PROVIDED DATA:

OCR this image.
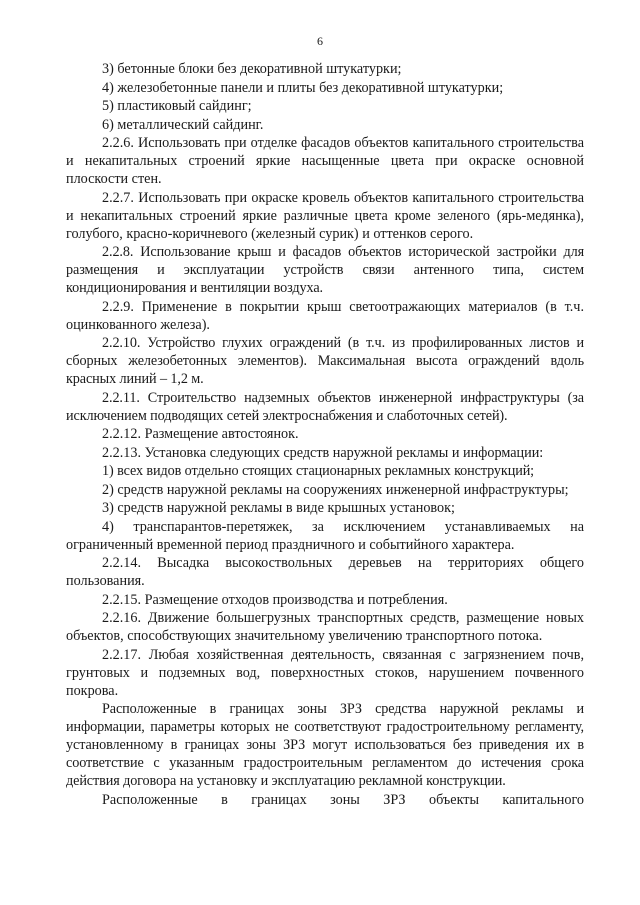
6

3) бетонные блоки без декоративной штукатурки;

4) железобетонные панели и плиты без декоративной штукатурки;

5) пластиковый сайдинг;

6) металлический сайдинг.

2.2.6. Использовать при отделке фасадов объектов капитального строительства и некапитальных строений яркие насыщенные цвета при окраске основной плоскости стен.

2.2.7. Использовать при окраске кровель объектов капитального строительства и некапитальных строений яркие различные цвета кроме зеленого (ярь-медянка), голубого, красно-коричневого (железный сурик) и оттенков серого.

2.2.8. Использование крыш и фасадов объектов исторической застройки для размещения и эксплуатации устройств связи антенного типа, систем кондиционирования и вентиляции воздуха.

2.2.9. Применение в покрытии крыш светоотражающих материалов (в т.ч. оцинкованного железа).

2.2.10. Устройство глухих ограждений (в т.ч. из профилированных листов и сборных железобетонных элементов). Максимальная высота ограждений вдоль красных линий – 1,2 м.

2.2.11. Строительство надземных объектов инженерной инфраструктуры (за исключением подводящих сетей электроснабжения и слаботочных сетей).

2.2.12. Размещение автостоянок.

2.2.13. Установка следующих средств наружной рекламы и информации:

1) всех видов отдельно стоящих стационарных рекламных конструкций;

2) средств наружной рекламы на сооружениях инженерной инфраструктуры;

3) средств наружной рекламы в виде крышных установок;

4) транспарантов-перетяжек, за исключением устанавливаемых на ограниченный временной период праздничного и событийного характера.

2.2.14. Высадка высокоствольных деревьев на территориях общего пользования.

2.2.15. Размещение отходов производства и потребления.

2.2.16. Движение большегрузных транспортных средств, размещение новых объектов, способствующих значительному увеличению транспортного потока.

2.2.17. Любая хозяйственная деятельность, связанная с загрязнением почв, грунтовых и подземных вод, поверхностных стоков, нарушением почвенного покрова.

Расположенные в границах зоны ЗРЗ средства наружной рекламы и информации, параметры которых не соответствуют градостроительному регламенту, установленному в границах зоны ЗРЗ могут использоваться без приведения их в соответствие с указанным градостроительным регламентом до истечения срока действия договора на установку и эксплуатацию рекламной конструкции.

Расположенные в границах зоны ЗРЗ объекты капитального
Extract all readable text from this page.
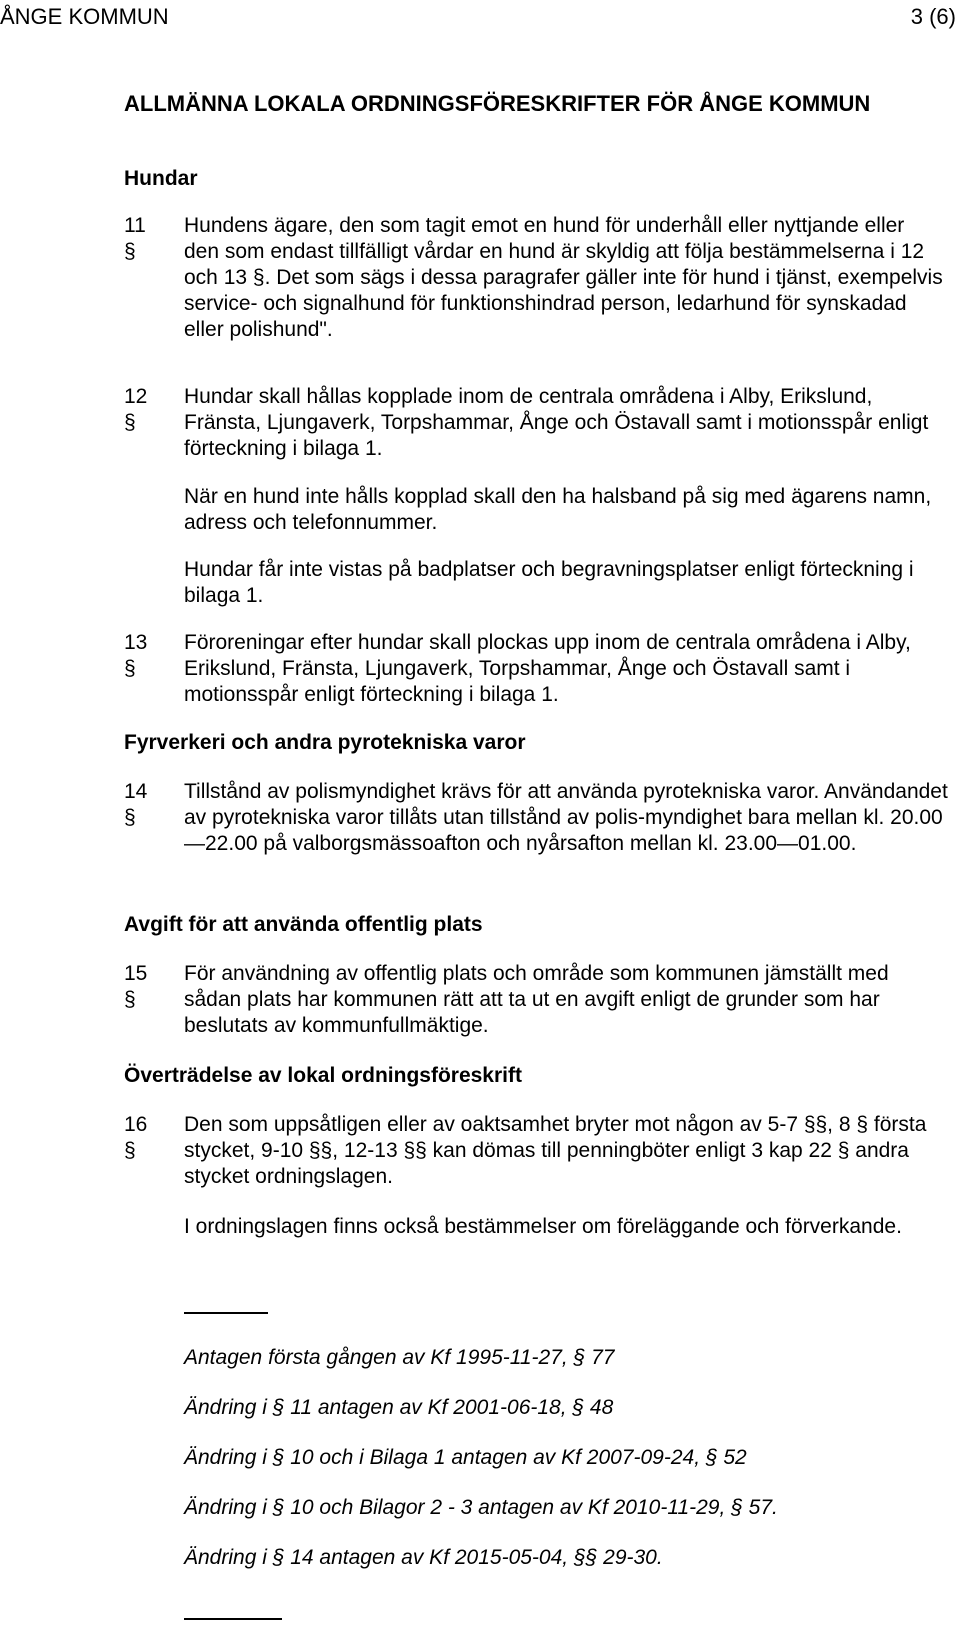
ÅNGE KOMMUN	3 (6)
ALLMÄNNA LOKALA ORDNINGSFÖRESKRIFTER FÖR ÅNGE KOMMUN
Hundar
11 §
Hundens ägare, den som tagit emot en hund för underhåll eller nyttjande eller den som endast tillfälligt vårdar en hund är skyldig att följa bestämmelserna i 12 och 13 §. Det som sägs i dessa paragrafer gäller inte för hund i tjänst, exempelvis service- och signalhund för funktionshindrad person, ledarhund för synskadad eller polishund".
12 §
Hundar skall hållas kopplade inom de centrala områdena i Alby, Erikslund, Fränsta, Ljungaverk, Torpshammar, Ånge och Östavall samt i motionsspår enligt förteckning i bilaga 1.
När en hund inte hålls kopplad skall den ha halsband på sig med ägarens namn, adress och telefonnummer.
Hundar får inte vistas på badplatser och begravningsplatser enligt förteckning i bilaga 1.
13 §
Föroreningar efter hundar skall plockas upp inom de centrala områdena i Alby, Erikslund, Fränsta, Ljungaverk, Torpshammar, Ånge och Östavall samt i motionsspår enligt förteckning i bilaga 1.
Fyrverkeri och andra pyrotekniska varor
14 §
Tillstånd av polismyndighet krävs för att använda pyrotekniska varor. Användandet av pyrotekniska varor tillåts utan tillstånd av polis-myndighet bara mellan kl. 20.00—22.00 på valborgsmässoafton och nyårsafton mellan kl. 23.00—01.00.
Avgift för att använda offentlig plats
15 §
För användning av offentlig plats och område som kommunen jämställt med sådan plats har kommunen rätt att ta ut en avgift enligt de grunder som har beslutats av kommunfullmäktige.
Överträdelse av lokal ordningsföreskrift
16 §
Den som uppsåtligen eller av oaktsamhet bryter mot någon av 5-7 §§, 8 § första stycket, 9-10 §§, 12-13 §§ kan dömas till penningböter enligt 3 kap 22 § andra stycket ordningslagen.
I ordningslagen finns också bestämmelser om föreläggande och förverkande.
Antagen första gången av Kf 1995-11-27, § 77
Ändring i § 11 antagen av Kf 2001-06-18, § 48
Ändring i § 10 och i Bilaga 1 antagen av Kf 2007-09-24, § 52
Ändring i § 10 och Bilagor 2 - 3 antagen av Kf 2010-11-29, § 57.
Ändring i § 14 antagen av Kf 2015-05-04, §§ 29-30.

WHAT IS ASKED: Quote the listing above in full, except for the pictures.

FINAL RESULT:
OCR this image.
6

3) бетонные блоки без декоративной штукатурки;

4) железобетонные панели и плиты без декоративной штукатурки;

5) пластиковый сайдинг;

6) металлический сайдинг.

2.2.6. Использовать при отделке фасадов объектов капитального строительства и некапитальных строений яркие насыщенные цвета при окраске основной плоскости стен.

2.2.7. Использовать при окраске кровель объектов капитального строительства и некапитальных строений яркие различные цвета кроме зеленого (ярь-медянка), голубого, красно-коричневого (железный сурик) и оттенков серого.

2.2.8. Использование крыш и фасадов объектов исторической застройки для размещения и эксплуатации устройств связи антенного типа, систем кондиционирования и вентиляции воздуха.

2.2.9. Применение в покрытии крыш светоотражающих материалов (в т.ч. оцинкованного железа).

2.2.10. Устройство глухих ограждений (в т.ч. из профилированных листов и сборных железобетонных элементов). Максимальная высота ограждений вдоль красных линий – 1,2 м.

2.2.11. Строительство надземных объектов инженерной инфраструктуры (за исключением подводящих сетей электроснабжения и слаботочных сетей).

2.2.12. Размещение автостоянок.

2.2.13. Установка следующих средств наружной рекламы и информации:

1) всех видов отдельно стоящих стационарных рекламных конструкций;

2) средств наружной рекламы на сооружениях инженерной инфраструктуры;

3) средств наружной рекламы в виде крышных установок;

4) транспарантов-перетяжек, за исключением устанавливаемых на ограниченный временной период праздничного и событийного характера.

2.2.14. Высадка высокоствольных деревьев на территориях общего пользования.

2.2.15. Размещение отходов производства и потребления.

2.2.16. Движение большегрузных транспортных средств, размещение новых объектов, способствующих значительному увеличению транспортного потока.

2.2.17. Любая хозяйственная деятельность, связанная с загрязнением почв, грунтовых и подземных вод, поверхностных стоков, нарушением почвенного покрова.

Расположенные в границах зоны ЗРЗ средства наружной рекламы и информации, параметры которых не соответствуют градостроительному регламенту, установленному в границах зоны ЗРЗ могут использоваться без приведения их в соответствие с указанным градостроительным регламентом до истечения срока действия договора на установку и эксплуатацию рекламной конструкции.

Расположенные в границах зоны ЗРЗ объекты капитального
Extract all readable text from this page.
ÅNGE KOMMUN	3 (6)
ALLMÄNNA LOKALA ORDNINGSFÖRESKRIFTER FÖR ÅNGE KOMMUN
Hundar
11 §
Hundens ägare, den som tagit emot en hund för underhåll eller nyttjande eller den som endast tillfälligt vårdar en hund är skyldig att följa bestämmelserna i 12 och 13 §. Det som sägs i dessa paragrafer gäller inte för hund i tjänst, exempelvis service- och signalhund för funktionshindrad person, ledarhund för synskadad eller polishund".
12 §
Hundar skall hållas kopplade inom de centrala områdena i Alby, Erikslund, Fränsta, Ljungaverk, Torpshammar, Ånge och Östavall samt i motionsspår enligt förteckning i bilaga 1.
När en hund inte hålls kopplad skall den ha halsband på sig med ägarens namn, adress och telefonnummer.
Hundar får inte vistas på badplatser och begravningsplatser enligt förteckning i bilaga 1.
13 §
Föroreningar efter hundar skall plockas upp inom de centrala områdena i Alby, Erikslund, Fränsta, Ljungaverk, Torpshammar, Ånge och Östavall samt i motionsspår enligt förteckning i bilaga 1.
Fyrverkeri och andra pyrotekniska varor
14 §
Tillstånd av polismyndighet krävs för att använda pyrotekniska varor. Användandet av pyrotekniska varor tillåts utan tillstånd av polis-myndighet bara mellan kl. 20.00—22.00 på valborgsmässoafton och nyårsafton mellan kl. 23.00—01.00.
Avgift för att använda offentlig plats
15 §
För användning av offentlig plats och område som kommunen jämställt med sådan plats har kommunen rätt att ta ut en avgift enligt de grunder som har beslutats av kommunfullmäktige.
Överträdelse av lokal ordningsföreskrift
16 §
Den som uppsåtligen eller av oaktsamhet bryter mot någon av 5-7 §§, 8 § första stycket, 9-10 §§, 12-13 §§ kan dömas till penningböter enligt 3 kap 22 § andra stycket ordningslagen.
I ordningslagen finns också bestämmelser om föreläggande och förverkande.
Antagen första gången av Kf 1995-11-27, § 77
Ändring i § 11 antagen av Kf 2001-06-18, § 48
Ändring i § 10 och i Bilaga 1 antagen av Kf 2007-09-24, § 52
Ändring i § 10 och Bilagor 2 - 3 antagen av Kf 2010-11-29, § 57.
Ändring i § 14 antagen av Kf 2015-05-04, §§ 29-30.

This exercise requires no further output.